▸ **Extracted records**:
--- START ---
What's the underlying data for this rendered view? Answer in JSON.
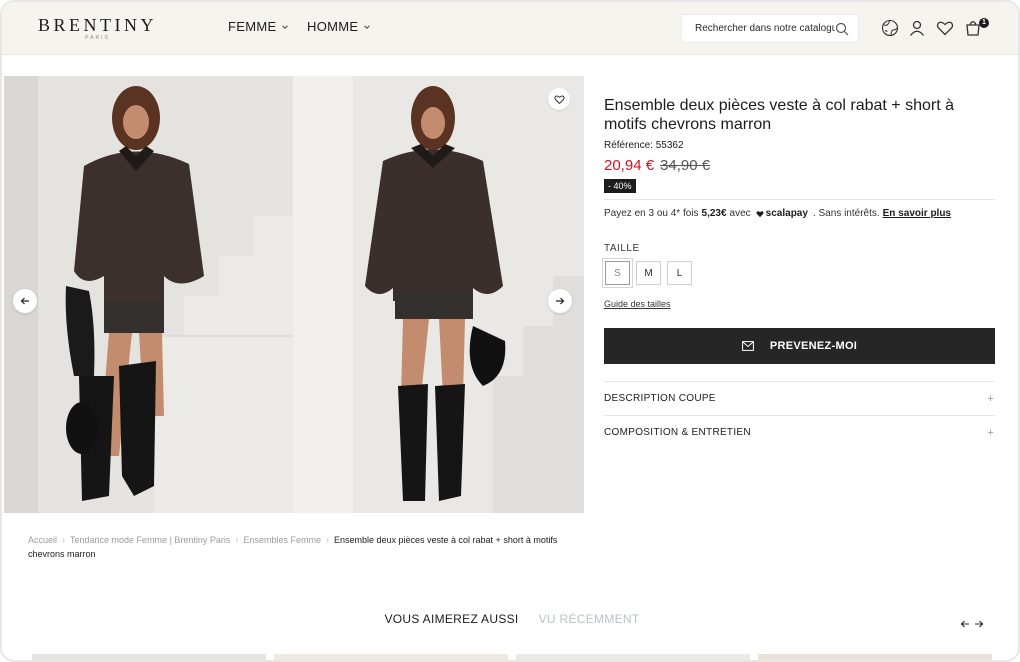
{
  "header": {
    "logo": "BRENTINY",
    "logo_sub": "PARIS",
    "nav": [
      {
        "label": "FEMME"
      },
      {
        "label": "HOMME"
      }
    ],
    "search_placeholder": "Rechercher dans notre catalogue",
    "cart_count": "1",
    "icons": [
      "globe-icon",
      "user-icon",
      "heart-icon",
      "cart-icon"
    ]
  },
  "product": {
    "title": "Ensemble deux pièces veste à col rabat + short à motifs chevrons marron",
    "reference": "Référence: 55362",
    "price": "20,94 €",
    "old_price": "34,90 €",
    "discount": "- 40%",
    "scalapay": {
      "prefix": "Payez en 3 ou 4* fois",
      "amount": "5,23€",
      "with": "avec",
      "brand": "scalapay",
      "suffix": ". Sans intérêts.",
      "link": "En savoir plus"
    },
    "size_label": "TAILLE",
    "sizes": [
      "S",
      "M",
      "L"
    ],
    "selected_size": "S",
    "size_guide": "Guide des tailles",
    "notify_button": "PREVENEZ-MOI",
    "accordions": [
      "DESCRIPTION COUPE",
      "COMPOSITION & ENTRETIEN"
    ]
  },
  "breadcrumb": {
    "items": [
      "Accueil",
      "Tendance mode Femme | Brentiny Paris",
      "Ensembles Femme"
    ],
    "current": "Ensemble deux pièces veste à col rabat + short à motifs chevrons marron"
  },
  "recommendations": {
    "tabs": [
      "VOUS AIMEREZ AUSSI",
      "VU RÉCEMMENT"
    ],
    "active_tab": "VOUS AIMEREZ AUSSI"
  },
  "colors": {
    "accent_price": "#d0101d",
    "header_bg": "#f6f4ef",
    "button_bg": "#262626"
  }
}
--- END ---
▸ **Stated goal**: Copy the whole of the material above exactly, but not its images.

▸ **Answer to this task**:
What's the underlying data for this rendered view? Answer in JSON.
{
  "header": {
    "logo": "BRENTINY",
    "logo_sub": "PARIS",
    "nav": [
      {
        "label": "FEMME"
      },
      {
        "label": "HOMME"
      }
    ],
    "search_placeholder": "Rechercher dans notre catalogue",
    "cart_count": "1",
    "icons": [
      "globe-icon",
      "user-icon",
      "heart-icon",
      "cart-icon"
    ]
  },
  "product": {
    "title": "Ensemble deux pièces veste à col rabat + short à motifs chevrons marron",
    "reference": "Référence: 55362",
    "price": "20,94 €",
    "old_price": "34,90 €",
    "discount": "- 40%",
    "scalapay": {
      "prefix": "Payez en 3 ou 4* fois",
      "amount": "5,23€",
      "with": "avec",
      "brand": "scalapay",
      "suffix": ". Sans intérêts.",
      "link": "En savoir plus"
    },
    "size_label": "TAILLE",
    "sizes": [
      "S",
      "M",
      "L"
    ],
    "selected_size": "S",
    "size_guide": "Guide des tailles",
    "notify_button": "PREVENEZ-MOI",
    "accordions": [
      "DESCRIPTION COUPE",
      "COMPOSITION & ENTRETIEN"
    ]
  },
  "breadcrumb": {
    "items": [
      "Accueil",
      "Tendance mode Femme | Brentiny Paris",
      "Ensembles Femme"
    ],
    "current": "Ensemble deux pièces veste à col rabat + short à motifs chevrons marron"
  },
  "recommendations": {
    "tabs": [
      "VOUS AIMEREZ AUSSI",
      "VU RÉCEMMENT"
    ],
    "active_tab": "VOUS AIMEREZ AUSSI"
  },
  "colors": {
    "accent_price": "#d0101d",
    "header_bg": "#f6f4ef",
    "button_bg": "#262626"
  }
}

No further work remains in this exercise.